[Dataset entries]
— Begin —
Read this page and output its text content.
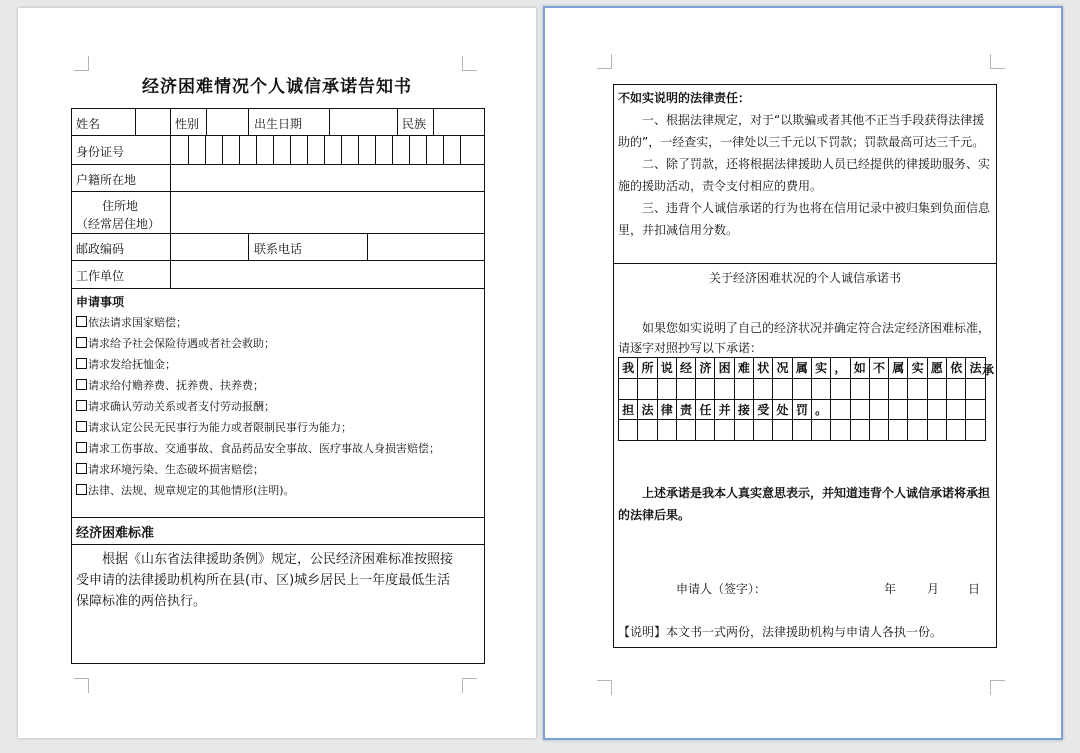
经济困难情况个人诚信承诺告知书
姓名	性别	出生日期	民族
身份证号
户籍所在地
住所地
（经常居住地）
邮政编码	联系电话
工作单位
申请事项
依法请求国家赔偿；
请求给予社会保险待遇或者社会救助；
请求发给抚恤金；
请求给付赡养费、抚养费、扶养费；
请求确认劳动关系或者支付劳动报酬；
请求认定公民无民事行为能力或者限制民事行为能力；
请求工伤事故、交通事故、食品药品安全事故、医疗事故人身损害赔偿；
请求环境污染、生态破坏损害赔偿；
法律、法规、规章规定的其他情形(注明)。
经济困难标准
根据《山东省法律援助条例》规定，公民经济困难标准按照接
受申请的法律援助机构所在县(市、区)城乡居民上一年度最低生活
保障标准的两倍执行。
不如实说明的法律责任：
一、根据法律规定，对于“以欺骗或者其他不正当手段获得法律援
助的”，一经查实，一律处以三千元以下罚款；罚款最高可达三千元。
二、除了罚款，还将根据法律援助人员已经提供的律援助服务、实
施的援助活动，责令支付相应的费用。
三、违背个人诚信承诺的行为也将在信用记录中被归集到负面信息
里，并扣减信用分数。
关于经济困难状况的个人诚信承诺书
如果您如实说明了自己的经济状况并确定符合法定经济困难标准，
请逐字对照抄写以下承诺：
我 所 说 经 济 困 难 状 况 属 实 ， 如 不 属 实 愿 依 法
担 法 律 责 任 并 接 受 处 罚 。
上述承诺是我本人真实意思表示，并知道违背个人诚信承诺将承担
的法律后果。
申请人（签字）：	年	月 日
【说明】本文书一式两份，法律援助机构与申请人各执一份。
承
— End —
→ Aim: Copy every entry word for word, but omit the pictures.

→ Response below:
Read this page and output its text content.
经济困难情况个人诚信承诺告知书
姓名	性别	出生日期	民族
身份证号
户籍所在地
住所地
（经常居住地）
邮政编码	联系电话
工作单位
申请事项
依法请求国家赔偿；
请求给予社会保险待遇或者社会救助；
请求发给抚恤金；
请求给付赡养费、抚养费、扶养费；
请求确认劳动关系或者支付劳动报酬；
请求认定公民无民事行为能力或者限制民事行为能力；
请求工伤事故、交通事故、食品药品安全事故、医疗事故人身损害赔偿；
请求环境污染、生态破坏损害赔偿；
法律、法规、规章规定的其他情形(注明)。
经济困难标准
根据《山东省法律援助条例》规定，公民经济困难标准按照接
受申请的法律援助机构所在县(市、区)城乡居民上一年度最低生活
保障标准的两倍执行。
不如实说明的法律责任：
一、根据法律规定，对于“以欺骗或者其他不正当手段获得法律援
助的”，一经查实，一律处以三千元以下罚款；罚款最高可达三千元。
二、除了罚款，还将根据法律援助人员已经提供的律援助服务、实
施的援助活动，责令支付相应的费用。
三、违背个人诚信承诺的行为也将在信用记录中被归集到负面信息
里，并扣减信用分数。
关于经济困难状况的个人诚信承诺书
如果您如实说明了自己的经济状况并确定符合法定经济困难标准，
请逐字对照抄写以下承诺：
我 所 说 经 济 困 难 状 况 属 实 ， 如 不 属 实 愿 依 法
担 法 律 责 任 并 接 受 处 罚 。
上述承诺是我本人真实意思表示，并知道违背个人诚信承诺将承担
的法律后果。
申请人（签字）：	年	月 日
【说明】本文书一式两份，法律援助机构与申请人各执一份。
承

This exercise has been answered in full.